##### Data shown

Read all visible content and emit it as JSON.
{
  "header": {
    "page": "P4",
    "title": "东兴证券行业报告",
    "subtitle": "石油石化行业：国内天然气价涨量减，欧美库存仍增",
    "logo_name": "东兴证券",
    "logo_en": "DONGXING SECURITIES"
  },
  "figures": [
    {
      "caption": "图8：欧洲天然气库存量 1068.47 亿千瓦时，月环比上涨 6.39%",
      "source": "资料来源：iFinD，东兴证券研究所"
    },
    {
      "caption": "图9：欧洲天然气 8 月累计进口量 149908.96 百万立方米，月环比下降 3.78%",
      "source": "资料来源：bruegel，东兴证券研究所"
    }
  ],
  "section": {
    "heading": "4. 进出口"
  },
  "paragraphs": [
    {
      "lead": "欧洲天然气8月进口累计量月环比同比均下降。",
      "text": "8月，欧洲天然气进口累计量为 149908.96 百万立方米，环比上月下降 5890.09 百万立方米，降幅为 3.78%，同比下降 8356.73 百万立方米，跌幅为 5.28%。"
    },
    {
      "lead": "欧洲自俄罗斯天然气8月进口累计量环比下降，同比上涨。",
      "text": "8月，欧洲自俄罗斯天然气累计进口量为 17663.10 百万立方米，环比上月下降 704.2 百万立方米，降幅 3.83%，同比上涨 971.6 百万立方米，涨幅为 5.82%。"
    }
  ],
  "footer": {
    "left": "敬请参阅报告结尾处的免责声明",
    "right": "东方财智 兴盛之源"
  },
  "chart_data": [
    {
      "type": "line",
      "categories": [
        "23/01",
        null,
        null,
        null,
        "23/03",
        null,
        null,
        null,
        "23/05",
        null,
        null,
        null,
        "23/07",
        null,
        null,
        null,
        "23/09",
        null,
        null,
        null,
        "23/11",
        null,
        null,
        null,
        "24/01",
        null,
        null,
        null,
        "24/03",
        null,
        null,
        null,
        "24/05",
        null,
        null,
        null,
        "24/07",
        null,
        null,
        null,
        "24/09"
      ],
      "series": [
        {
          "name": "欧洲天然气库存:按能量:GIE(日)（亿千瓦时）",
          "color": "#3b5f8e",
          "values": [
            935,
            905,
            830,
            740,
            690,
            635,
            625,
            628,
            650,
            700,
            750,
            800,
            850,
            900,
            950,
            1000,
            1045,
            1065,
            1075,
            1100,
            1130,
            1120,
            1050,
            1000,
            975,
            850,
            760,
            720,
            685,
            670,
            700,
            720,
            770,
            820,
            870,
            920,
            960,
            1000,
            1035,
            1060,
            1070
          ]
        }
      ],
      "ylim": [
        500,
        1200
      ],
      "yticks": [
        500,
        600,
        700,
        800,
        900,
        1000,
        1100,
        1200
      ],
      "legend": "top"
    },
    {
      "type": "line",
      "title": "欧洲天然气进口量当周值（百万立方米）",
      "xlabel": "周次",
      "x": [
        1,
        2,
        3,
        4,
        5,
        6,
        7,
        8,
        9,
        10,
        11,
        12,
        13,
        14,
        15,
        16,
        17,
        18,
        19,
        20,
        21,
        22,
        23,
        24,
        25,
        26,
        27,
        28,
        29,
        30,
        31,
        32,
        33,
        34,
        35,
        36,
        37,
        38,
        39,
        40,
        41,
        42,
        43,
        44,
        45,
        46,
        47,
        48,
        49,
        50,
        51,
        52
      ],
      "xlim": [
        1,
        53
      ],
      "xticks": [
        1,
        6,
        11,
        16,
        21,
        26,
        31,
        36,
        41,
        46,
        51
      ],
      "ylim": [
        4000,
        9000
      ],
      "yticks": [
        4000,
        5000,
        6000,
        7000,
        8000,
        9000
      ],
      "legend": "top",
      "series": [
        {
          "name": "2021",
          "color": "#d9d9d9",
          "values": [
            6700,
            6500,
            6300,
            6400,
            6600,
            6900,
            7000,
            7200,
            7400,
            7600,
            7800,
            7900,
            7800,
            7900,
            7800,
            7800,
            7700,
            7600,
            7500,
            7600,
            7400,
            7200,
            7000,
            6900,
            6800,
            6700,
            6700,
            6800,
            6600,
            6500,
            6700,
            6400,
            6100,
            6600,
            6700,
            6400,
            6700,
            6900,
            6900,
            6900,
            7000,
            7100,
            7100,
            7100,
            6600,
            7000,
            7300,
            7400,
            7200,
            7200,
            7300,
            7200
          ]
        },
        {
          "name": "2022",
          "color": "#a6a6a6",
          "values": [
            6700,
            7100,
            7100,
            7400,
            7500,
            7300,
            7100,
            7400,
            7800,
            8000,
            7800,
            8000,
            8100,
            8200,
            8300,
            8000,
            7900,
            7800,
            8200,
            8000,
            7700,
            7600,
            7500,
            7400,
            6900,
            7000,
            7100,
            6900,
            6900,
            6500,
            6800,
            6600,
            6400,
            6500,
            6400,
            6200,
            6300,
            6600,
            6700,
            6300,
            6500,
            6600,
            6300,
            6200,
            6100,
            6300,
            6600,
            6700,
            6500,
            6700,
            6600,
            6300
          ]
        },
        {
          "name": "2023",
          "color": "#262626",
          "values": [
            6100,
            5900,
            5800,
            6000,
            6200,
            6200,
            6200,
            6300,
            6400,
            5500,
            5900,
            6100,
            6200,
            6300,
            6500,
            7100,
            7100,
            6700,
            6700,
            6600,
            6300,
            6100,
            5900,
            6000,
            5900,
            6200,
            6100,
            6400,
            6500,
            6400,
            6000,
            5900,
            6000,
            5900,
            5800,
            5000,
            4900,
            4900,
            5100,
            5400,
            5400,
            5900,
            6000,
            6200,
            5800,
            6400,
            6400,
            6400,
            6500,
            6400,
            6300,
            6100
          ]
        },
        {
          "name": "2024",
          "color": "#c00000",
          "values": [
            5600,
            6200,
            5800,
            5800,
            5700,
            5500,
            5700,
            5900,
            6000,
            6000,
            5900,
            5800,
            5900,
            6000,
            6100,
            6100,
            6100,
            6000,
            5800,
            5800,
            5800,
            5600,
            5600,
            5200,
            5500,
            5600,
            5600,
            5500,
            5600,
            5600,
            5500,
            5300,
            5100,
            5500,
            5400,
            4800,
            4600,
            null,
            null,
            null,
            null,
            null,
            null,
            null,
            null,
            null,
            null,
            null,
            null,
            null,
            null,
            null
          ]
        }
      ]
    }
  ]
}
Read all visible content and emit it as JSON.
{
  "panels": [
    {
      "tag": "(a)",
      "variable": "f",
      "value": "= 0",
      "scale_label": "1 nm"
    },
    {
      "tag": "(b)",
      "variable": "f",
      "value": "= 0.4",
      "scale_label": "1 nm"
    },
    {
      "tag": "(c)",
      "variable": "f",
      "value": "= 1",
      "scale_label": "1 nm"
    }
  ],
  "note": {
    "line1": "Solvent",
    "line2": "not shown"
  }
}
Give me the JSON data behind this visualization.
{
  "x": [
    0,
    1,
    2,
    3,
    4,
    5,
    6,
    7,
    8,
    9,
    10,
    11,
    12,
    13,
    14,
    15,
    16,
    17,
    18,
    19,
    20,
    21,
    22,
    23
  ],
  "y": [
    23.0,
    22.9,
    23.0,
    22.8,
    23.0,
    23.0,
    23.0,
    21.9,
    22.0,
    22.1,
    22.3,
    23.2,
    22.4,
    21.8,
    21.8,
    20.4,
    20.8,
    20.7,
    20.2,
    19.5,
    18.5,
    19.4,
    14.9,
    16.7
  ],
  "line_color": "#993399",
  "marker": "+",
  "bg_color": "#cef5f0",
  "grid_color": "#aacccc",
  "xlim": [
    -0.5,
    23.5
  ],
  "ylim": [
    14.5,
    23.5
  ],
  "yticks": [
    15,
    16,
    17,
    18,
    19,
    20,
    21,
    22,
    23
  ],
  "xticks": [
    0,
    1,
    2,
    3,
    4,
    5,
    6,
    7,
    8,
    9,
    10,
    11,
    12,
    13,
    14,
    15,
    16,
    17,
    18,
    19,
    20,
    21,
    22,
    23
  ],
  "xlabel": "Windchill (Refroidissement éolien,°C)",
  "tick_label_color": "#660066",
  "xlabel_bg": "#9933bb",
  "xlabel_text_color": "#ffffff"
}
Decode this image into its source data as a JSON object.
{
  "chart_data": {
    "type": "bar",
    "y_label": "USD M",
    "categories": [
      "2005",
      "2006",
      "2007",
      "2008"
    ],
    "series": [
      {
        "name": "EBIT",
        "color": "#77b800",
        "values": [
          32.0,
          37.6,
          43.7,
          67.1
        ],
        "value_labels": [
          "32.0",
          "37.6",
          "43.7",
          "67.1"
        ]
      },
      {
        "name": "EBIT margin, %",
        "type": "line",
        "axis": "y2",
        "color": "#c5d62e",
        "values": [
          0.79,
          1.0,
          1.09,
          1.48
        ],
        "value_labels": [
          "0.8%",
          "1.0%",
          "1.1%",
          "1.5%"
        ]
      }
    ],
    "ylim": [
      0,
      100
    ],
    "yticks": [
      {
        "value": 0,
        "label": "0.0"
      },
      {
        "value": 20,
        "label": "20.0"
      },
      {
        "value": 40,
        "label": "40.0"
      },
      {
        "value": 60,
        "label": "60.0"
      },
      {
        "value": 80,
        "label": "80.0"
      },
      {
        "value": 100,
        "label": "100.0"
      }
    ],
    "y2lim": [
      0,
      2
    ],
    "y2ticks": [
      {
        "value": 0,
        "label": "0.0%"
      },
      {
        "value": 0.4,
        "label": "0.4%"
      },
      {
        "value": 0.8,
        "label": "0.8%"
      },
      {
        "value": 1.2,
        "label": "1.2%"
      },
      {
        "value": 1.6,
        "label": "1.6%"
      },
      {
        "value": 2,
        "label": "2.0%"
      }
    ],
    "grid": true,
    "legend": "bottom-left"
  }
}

##########

• What is expected
Report every line in the data above in which the word "亿千瓦时" appears.

• Answer to this task
      "caption": "图8：欧洲天然气库存量 1068.47 亿千瓦时，月环比上涨 6.39%",
          "name": "欧洲天然气库存:按能量:GIE(日)（亿千瓦时）",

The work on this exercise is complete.